(Figure content listings)
··········

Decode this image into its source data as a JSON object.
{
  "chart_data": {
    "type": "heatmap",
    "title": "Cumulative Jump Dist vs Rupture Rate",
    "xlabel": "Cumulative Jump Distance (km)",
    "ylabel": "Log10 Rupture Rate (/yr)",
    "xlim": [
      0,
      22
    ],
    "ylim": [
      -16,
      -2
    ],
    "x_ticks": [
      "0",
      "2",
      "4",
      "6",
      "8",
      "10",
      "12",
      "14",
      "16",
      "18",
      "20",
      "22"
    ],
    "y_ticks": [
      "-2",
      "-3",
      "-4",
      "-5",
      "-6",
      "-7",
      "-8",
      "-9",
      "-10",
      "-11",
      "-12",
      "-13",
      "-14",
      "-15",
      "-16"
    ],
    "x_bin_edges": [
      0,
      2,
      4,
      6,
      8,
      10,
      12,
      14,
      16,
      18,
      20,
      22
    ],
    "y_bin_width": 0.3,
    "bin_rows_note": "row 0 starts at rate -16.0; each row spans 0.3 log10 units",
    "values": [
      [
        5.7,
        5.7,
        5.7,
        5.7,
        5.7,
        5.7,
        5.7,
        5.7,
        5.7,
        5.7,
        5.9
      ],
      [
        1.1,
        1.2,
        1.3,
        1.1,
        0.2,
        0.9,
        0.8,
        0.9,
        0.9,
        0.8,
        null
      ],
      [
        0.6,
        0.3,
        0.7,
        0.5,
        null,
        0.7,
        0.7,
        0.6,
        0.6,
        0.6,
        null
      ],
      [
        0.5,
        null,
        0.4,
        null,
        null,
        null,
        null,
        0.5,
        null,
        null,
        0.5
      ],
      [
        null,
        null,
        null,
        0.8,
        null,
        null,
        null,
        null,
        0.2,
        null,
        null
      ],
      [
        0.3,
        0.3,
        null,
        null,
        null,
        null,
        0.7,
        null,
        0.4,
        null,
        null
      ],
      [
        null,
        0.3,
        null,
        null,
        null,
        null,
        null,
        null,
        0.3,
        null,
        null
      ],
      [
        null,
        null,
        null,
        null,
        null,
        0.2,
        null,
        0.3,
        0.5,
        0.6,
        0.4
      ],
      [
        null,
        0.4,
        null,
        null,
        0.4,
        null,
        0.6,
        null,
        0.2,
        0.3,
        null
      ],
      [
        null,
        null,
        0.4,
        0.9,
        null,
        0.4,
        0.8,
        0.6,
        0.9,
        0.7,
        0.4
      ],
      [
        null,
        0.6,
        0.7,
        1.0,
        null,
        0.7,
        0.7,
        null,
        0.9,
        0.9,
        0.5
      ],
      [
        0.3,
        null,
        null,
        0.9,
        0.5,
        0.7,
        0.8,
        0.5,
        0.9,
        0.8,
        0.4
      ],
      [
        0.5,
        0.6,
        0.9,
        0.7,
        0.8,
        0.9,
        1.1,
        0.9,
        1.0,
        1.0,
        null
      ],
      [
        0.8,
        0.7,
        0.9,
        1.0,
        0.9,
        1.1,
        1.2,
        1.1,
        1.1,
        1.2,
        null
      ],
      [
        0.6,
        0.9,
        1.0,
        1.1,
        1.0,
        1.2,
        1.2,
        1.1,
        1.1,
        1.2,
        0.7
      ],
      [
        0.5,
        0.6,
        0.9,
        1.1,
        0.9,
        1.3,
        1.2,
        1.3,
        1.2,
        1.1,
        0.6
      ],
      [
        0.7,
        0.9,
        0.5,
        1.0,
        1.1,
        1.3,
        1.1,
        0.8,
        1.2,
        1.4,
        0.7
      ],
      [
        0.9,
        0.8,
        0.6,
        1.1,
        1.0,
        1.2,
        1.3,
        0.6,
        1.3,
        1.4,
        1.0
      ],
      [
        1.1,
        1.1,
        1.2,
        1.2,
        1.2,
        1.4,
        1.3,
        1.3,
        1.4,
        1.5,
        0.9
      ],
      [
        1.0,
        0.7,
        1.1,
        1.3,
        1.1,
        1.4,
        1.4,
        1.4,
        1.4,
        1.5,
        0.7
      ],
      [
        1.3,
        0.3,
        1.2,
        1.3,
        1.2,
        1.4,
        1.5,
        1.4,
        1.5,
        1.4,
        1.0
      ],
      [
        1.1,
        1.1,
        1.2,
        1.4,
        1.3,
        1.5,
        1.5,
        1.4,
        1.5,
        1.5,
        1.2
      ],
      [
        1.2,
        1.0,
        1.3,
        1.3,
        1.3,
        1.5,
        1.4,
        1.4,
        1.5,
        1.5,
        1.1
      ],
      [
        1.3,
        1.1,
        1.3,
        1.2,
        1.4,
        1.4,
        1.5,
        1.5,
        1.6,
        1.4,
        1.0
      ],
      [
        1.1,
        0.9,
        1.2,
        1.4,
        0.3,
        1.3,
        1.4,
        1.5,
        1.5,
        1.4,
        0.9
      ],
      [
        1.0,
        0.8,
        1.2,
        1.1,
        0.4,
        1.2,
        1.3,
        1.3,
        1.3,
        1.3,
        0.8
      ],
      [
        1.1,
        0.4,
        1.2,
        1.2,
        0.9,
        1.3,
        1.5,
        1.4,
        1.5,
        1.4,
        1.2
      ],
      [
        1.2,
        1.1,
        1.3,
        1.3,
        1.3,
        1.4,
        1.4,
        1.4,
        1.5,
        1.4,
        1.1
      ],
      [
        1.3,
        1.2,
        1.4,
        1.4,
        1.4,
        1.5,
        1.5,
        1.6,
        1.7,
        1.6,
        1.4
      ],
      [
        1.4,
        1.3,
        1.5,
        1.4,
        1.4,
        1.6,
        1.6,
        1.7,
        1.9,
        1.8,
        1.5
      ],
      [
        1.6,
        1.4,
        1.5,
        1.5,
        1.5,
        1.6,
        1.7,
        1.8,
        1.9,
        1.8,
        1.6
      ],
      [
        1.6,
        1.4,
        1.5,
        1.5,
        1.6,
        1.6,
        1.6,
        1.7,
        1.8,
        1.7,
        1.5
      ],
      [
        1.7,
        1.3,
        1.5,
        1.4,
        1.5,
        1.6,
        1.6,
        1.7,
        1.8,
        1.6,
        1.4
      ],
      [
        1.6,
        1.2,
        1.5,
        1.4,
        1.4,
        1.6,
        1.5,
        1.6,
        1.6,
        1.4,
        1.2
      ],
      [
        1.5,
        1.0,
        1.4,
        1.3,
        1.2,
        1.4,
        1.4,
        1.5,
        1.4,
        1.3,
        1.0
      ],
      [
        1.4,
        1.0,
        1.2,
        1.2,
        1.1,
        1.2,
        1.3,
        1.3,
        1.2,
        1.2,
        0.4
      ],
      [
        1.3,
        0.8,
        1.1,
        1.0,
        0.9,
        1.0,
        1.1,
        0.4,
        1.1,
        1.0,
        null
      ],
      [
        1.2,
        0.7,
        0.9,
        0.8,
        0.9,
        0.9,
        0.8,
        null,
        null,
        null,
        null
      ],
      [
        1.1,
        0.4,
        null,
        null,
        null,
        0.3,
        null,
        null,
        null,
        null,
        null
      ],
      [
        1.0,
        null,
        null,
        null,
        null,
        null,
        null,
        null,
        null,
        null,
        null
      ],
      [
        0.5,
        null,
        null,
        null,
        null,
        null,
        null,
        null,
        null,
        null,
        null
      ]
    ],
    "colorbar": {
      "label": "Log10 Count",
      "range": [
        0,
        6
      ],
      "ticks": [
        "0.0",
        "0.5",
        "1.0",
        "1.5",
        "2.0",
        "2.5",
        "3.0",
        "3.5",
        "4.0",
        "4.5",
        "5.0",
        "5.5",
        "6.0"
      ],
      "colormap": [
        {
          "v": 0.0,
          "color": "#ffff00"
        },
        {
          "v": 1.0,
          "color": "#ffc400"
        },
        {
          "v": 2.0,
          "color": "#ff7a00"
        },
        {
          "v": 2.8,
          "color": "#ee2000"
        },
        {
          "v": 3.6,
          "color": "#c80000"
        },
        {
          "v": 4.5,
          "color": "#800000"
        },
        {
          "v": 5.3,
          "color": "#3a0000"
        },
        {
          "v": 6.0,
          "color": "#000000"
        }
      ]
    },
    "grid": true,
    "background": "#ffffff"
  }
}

··········

Check each line of the records for "Jump" and copy the ones that contain it.

    "title": "Cumulative Jump Dist vs Rupture Rate",
    "xlabel": "Cumulative Jump Distance (km)",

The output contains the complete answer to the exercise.